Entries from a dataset
---+---
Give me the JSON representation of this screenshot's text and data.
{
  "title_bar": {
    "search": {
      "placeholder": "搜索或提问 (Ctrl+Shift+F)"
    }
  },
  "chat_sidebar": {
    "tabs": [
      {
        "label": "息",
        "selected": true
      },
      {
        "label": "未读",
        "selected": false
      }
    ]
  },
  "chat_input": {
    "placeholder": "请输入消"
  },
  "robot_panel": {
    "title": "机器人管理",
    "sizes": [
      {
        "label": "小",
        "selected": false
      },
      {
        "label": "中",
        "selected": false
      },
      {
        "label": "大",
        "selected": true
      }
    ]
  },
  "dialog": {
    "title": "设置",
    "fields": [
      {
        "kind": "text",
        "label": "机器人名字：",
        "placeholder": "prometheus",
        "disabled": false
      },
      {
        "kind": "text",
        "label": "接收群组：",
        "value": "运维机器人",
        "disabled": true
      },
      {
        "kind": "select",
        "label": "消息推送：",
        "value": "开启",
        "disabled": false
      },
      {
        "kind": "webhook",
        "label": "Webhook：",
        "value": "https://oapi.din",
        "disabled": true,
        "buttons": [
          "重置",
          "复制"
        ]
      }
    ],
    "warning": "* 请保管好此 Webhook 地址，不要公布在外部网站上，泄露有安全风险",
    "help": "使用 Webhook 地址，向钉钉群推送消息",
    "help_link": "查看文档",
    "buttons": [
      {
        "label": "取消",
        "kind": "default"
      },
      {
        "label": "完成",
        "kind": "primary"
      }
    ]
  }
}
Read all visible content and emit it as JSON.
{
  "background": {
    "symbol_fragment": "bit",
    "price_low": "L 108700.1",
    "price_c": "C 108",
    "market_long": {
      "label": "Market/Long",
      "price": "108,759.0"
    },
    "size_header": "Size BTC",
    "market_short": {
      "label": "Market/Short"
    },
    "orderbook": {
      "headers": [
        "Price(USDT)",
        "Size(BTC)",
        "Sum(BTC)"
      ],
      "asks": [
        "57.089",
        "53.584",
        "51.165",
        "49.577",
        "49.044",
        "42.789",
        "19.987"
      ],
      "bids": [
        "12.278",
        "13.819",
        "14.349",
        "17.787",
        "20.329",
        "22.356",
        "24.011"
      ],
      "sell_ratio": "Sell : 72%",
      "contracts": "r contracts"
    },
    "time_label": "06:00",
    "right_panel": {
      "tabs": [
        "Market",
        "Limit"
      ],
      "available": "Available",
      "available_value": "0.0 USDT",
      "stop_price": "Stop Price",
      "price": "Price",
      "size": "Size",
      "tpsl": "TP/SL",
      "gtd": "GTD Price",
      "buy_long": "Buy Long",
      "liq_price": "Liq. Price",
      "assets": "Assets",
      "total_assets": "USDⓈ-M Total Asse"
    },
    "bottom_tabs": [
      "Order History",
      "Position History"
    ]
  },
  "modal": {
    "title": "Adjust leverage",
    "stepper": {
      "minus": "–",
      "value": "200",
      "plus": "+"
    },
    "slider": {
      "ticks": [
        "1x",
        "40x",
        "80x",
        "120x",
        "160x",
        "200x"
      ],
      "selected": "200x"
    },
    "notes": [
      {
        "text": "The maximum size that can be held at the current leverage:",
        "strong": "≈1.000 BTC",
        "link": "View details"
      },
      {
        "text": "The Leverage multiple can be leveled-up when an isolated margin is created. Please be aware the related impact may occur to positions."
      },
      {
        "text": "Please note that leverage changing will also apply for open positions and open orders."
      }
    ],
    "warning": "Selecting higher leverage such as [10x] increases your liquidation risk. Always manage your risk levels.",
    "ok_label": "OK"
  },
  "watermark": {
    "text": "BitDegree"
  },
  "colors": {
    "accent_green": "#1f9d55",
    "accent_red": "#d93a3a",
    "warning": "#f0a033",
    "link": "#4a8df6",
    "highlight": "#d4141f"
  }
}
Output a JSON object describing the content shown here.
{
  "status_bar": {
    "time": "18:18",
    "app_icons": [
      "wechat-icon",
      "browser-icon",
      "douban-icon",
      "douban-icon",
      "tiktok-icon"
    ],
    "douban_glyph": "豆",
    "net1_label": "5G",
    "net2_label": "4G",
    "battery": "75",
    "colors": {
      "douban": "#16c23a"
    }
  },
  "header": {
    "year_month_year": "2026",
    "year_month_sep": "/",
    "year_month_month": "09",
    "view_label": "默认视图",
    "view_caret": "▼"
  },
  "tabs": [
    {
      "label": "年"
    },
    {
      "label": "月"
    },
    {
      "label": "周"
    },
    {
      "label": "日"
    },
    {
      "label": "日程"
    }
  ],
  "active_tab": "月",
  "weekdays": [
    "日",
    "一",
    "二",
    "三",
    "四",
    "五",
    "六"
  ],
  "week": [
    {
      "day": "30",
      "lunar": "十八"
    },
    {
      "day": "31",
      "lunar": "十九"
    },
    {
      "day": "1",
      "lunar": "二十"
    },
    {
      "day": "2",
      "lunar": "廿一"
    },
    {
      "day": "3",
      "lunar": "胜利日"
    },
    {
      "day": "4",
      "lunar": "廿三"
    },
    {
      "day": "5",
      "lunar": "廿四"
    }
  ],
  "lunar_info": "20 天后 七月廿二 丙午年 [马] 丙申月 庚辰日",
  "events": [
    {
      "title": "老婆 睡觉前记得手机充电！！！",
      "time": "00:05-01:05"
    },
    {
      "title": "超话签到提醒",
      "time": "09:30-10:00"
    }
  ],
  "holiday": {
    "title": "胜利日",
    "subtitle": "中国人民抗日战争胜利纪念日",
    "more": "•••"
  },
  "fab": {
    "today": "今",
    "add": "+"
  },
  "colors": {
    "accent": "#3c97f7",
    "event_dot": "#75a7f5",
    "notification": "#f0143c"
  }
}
---+---
» PROBLEM DESCRIPTION: Copy down the material exactly as written.

» CORRECT ANSWER:
Give me the JSON representation of this screenshot's text and data.
{
  "title_bar": {
    "search": {
      "placeholder": "搜索或提问 (Ctrl+Shift+F)"
    }
  },
  "chat_sidebar": {
    "tabs": [
      {
        "label": "息",
        "selected": true
      },
      {
        "label": "未读",
        "selected": false
      }
    ]
  },
  "chat_input": {
    "placeholder": "请输入消"
  },
  "robot_panel": {
    "title": "机器人管理",
    "sizes": [
      {
        "label": "小",
        "selected": false
      },
      {
        "label": "中",
        "selected": false
      },
      {
        "label": "大",
        "selected": true
      }
    ]
  },
  "dialog": {
    "title": "设置",
    "fields": [
      {
        "kind": "text",
        "label": "机器人名字：",
        "placeholder": "prometheus",
        "disabled": false
      },
      {
        "kind": "text",
        "label": "接收群组：",
        "value": "运维机器人",
        "disabled": true
      },
      {
        "kind": "select",
        "label": "消息推送：",
        "value": "开启",
        "disabled": false
      },
      {
        "kind": "webhook",
        "label": "Webhook：",
        "value": "https://oapi.din",
        "disabled": true,
        "buttons": [
          "重置",
          "复制"
        ]
      }
    ],
    "warning": "* 请保管好此 Webhook 地址，不要公布在外部网站上，泄露有安全风险",
    "help": "使用 Webhook 地址，向钉钉群推送消息",
    "help_link": "查看文档",
    "buttons": [
      {
        "label": "取消",
        "kind": "default"
      },
      {
        "label": "完成",
        "kind": "primary"
      }
    ]
  }
}
Read all visible content and emit it as JSON.
{
  "background": {
    "symbol_fragment": "bit",
    "price_low": "L 108700.1",
    "price_c": "C 108",
    "market_long": {
      "label": "Market/Long",
      "price": "108,759.0"
    },
    "size_header": "Size BTC",
    "market_short": {
      "label": "Market/Short"
    },
    "orderbook": {
      "headers": [
        "Price(USDT)",
        "Size(BTC)",
        "Sum(BTC)"
      ],
      "asks": [
        "57.089",
        "53.584",
        "51.165",
        "49.577",
        "49.044",
        "42.789",
        "19.987"
      ],
      "bids": [
        "12.278",
        "13.819",
        "14.349",
        "17.787",
        "20.329",
        "22.356",
        "24.011"
      ],
      "sell_ratio": "Sell : 72%",
      "contracts": "r contracts"
    },
    "time_label": "06:00",
    "right_panel": {
      "tabs": [
        "Market",
        "Limit"
      ],
      "available": "Available",
      "available_value": "0.0 USDT",
      "stop_price": "Stop Price",
      "price": "Price",
      "size": "Size",
      "tpsl": "TP/SL",
      "gtd": "GTD Price",
      "buy_long": "Buy Long",
      "liq_price": "Liq. Price",
      "assets": "Assets",
      "total_assets": "USDⓈ-M Total Asse"
    },
    "bottom_tabs": [
      "Order History",
      "Position History"
    ]
  },
  "modal": {
    "title": "Adjust leverage",
    "stepper": {
      "minus": "–",
      "value": "200",
      "plus": "+"
    },
    "slider": {
      "ticks": [
        "1x",
        "40x",
        "80x",
        "120x",
        "160x",
        "200x"
      ],
      "selected": "200x"
    },
    "notes": [
      {
        "text": "The maximum size that can be held at the current leverage:",
        "strong": "≈1.000 BTC",
        "link": "View details"
      },
      {
        "text": "The Leverage multiple can be leveled-up when an isolated margin is created. Please be aware the related impact may occur to positions."
      },
      {
        "text": "Please note that leverage changing will also apply for open positions and open orders."
      }
    ],
    "warning": "Selecting higher leverage such as [10x] increases your liquidation risk. Always manage your risk levels.",
    "ok_label": "OK"
  },
  "watermark": {
    "text": "BitDegree"
  },
  "colors": {
    "accent_green": "#1f9d55",
    "accent_red": "#d93a3a",
    "warning": "#f0a033",
    "link": "#4a8df6",
    "highlight": "#d4141f"
  }
}
Output a JSON object describing the content shown here.
{
  "status_bar": {
    "time": "18:18",
    "app_icons": [
      "wechat-icon",
      "browser-icon",
      "douban-icon",
      "douban-icon",
      "tiktok-icon"
    ],
    "douban_glyph": "豆",
    "net1_label": "5G",
    "net2_label": "4G",
    "battery": "75",
    "colors": {
      "douban": "#16c23a"
    }
  },
  "header": {
    "year_month_year": "2026",
    "year_month_sep": "/",
    "year_month_month": "09",
    "view_label": "默认视图",
    "view_caret": "▼"
  },
  "tabs": [
    {
      "label": "年"
    },
    {
      "label": "月"
    },
    {
      "label": "周"
    },
    {
      "label": "日"
    },
    {
      "label": "日程"
    }
  ],
  "active_tab": "月",
  "weekdays": [
    "日",
    "一",
    "二",
    "三",
    "四",
    "五",
    "六"
  ],
  "week": [
    {
      "day": "30",
      "lunar": "十八"
    },
    {
      "day": "31",
      "lunar": "十九"
    },
    {
      "day": "1",
      "lunar": "二十"
    },
    {
      "day": "2",
      "lunar": "廿一"
    },
    {
      "day": "3",
      "lunar": "胜利日"
    },
    {
      "day": "4",
      "lunar": "廿三"
    },
    {
      "day": "5",
      "lunar": "廿四"
    }
  ],
  "lunar_info": "20 天后 七月廿二 丙午年 [马] 丙申月 庚辰日",
  "events": [
    {
      "title": "老婆 睡觉前记得手机充电！！！",
      "time": "00:05-01:05"
    },
    {
      "title": "超话签到提醒",
      "time": "09:30-10:00"
    }
  ],
  "holiday": {
    "title": "胜利日",
    "subtitle": "中国人民抗日战争胜利纪念日",
    "more": "•••"
  },
  "fab": {
    "today": "今",
    "add": "+"
  },
  "colors": {
    "accent": "#3c97f7",
    "event_dot": "#75a7f5",
    "notification": "#f0143c"
  }
}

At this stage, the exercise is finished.